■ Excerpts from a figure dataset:
================

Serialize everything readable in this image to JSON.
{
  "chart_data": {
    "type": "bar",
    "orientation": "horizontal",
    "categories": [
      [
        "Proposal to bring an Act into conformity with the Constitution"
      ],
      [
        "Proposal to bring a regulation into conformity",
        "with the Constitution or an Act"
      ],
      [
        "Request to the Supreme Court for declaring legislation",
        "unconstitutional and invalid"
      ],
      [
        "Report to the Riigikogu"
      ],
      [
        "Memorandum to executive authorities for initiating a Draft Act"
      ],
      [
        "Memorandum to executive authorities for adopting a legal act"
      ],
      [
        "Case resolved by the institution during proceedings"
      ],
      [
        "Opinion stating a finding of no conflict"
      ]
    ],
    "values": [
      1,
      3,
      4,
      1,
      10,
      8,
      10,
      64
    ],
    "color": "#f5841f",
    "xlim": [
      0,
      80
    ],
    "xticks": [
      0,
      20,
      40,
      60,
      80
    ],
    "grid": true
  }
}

================

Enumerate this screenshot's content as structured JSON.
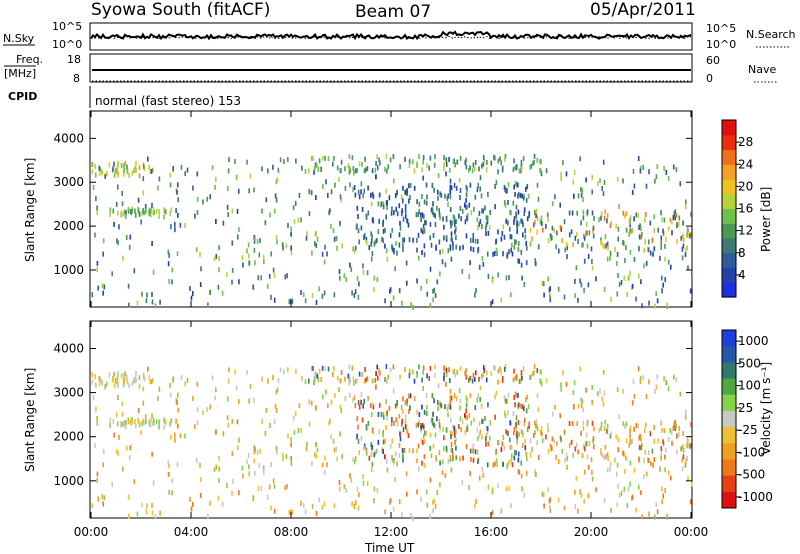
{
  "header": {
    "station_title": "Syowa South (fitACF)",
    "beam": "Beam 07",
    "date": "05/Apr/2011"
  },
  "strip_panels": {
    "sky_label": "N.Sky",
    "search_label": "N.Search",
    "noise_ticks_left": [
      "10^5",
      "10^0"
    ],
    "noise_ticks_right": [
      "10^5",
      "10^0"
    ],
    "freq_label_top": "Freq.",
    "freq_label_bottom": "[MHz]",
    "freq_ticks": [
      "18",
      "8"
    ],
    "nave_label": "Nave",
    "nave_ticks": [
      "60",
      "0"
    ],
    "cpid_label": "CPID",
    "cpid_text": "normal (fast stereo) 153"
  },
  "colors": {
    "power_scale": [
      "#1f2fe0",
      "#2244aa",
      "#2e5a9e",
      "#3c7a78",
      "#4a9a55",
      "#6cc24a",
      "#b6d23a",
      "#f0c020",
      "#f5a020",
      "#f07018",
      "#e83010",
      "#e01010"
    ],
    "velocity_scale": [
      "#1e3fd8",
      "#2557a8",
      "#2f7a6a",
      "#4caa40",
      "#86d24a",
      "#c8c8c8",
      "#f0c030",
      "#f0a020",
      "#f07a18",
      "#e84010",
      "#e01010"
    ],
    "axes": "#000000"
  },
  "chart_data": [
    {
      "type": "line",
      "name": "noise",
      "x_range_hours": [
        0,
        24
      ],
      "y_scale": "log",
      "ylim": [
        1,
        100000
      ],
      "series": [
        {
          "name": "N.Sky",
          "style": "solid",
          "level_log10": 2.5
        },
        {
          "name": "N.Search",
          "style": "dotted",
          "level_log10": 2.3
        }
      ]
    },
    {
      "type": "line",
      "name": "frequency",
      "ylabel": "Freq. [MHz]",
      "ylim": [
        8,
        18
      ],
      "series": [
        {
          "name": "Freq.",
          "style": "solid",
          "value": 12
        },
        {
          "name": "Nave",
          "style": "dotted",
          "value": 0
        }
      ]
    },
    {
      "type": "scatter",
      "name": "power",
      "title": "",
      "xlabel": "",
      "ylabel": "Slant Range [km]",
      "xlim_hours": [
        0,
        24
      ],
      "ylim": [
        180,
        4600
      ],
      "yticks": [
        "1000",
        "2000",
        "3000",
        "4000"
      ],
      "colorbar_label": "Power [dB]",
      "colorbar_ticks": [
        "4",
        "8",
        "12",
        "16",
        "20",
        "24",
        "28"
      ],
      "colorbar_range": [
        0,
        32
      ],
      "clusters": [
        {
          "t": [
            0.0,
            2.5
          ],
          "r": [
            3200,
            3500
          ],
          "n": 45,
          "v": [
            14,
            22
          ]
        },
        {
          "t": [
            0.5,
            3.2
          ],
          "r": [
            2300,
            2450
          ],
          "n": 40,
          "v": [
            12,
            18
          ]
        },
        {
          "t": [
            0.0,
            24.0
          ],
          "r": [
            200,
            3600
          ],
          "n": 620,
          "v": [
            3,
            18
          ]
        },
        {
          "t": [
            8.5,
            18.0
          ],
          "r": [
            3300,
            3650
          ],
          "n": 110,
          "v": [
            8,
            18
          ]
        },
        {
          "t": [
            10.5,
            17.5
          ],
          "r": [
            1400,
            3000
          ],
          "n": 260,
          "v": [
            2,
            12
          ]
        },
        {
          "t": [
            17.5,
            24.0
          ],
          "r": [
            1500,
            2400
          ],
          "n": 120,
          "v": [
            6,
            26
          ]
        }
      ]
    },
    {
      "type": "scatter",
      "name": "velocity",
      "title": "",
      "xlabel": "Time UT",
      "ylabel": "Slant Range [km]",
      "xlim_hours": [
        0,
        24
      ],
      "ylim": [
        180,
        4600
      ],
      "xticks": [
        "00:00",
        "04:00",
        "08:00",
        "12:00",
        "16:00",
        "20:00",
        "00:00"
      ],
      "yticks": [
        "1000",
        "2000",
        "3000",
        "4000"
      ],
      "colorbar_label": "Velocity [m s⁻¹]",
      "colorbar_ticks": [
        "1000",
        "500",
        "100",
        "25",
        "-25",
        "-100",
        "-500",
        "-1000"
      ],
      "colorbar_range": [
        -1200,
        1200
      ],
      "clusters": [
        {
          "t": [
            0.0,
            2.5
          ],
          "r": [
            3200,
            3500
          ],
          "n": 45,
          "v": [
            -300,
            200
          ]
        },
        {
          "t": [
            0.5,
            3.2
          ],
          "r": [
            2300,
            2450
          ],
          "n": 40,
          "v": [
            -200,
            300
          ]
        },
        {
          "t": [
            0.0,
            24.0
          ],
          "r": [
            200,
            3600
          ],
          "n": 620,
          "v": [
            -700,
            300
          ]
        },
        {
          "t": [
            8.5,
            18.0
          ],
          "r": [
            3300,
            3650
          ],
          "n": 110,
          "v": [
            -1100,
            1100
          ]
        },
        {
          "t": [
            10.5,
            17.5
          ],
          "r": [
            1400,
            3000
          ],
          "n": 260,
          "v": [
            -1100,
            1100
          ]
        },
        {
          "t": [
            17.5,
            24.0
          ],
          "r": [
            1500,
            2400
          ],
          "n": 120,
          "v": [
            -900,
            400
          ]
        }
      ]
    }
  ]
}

================

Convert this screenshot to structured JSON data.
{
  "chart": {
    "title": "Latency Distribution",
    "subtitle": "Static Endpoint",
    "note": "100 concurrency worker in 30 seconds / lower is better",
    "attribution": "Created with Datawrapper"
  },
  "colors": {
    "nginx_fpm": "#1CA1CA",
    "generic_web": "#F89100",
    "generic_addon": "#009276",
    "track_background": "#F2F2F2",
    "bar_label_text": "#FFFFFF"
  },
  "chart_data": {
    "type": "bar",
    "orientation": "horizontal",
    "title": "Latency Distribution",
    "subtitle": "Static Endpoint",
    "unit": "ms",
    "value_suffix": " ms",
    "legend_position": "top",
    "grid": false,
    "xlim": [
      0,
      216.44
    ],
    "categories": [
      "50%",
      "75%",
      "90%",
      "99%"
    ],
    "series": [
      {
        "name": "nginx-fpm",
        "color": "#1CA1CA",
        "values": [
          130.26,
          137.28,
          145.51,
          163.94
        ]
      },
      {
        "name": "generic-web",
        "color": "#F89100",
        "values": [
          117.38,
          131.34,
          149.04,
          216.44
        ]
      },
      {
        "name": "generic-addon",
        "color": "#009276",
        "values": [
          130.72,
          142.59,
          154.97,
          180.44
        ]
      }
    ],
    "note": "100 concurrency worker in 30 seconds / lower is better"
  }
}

================

■ Direction:
Filter out all lines lacking the word "into" and copy the rest.

■ Answer in full:
        "Proposal to bring an Act into conformity with the Constitution"
        "Proposal to bring a regulation into conformity",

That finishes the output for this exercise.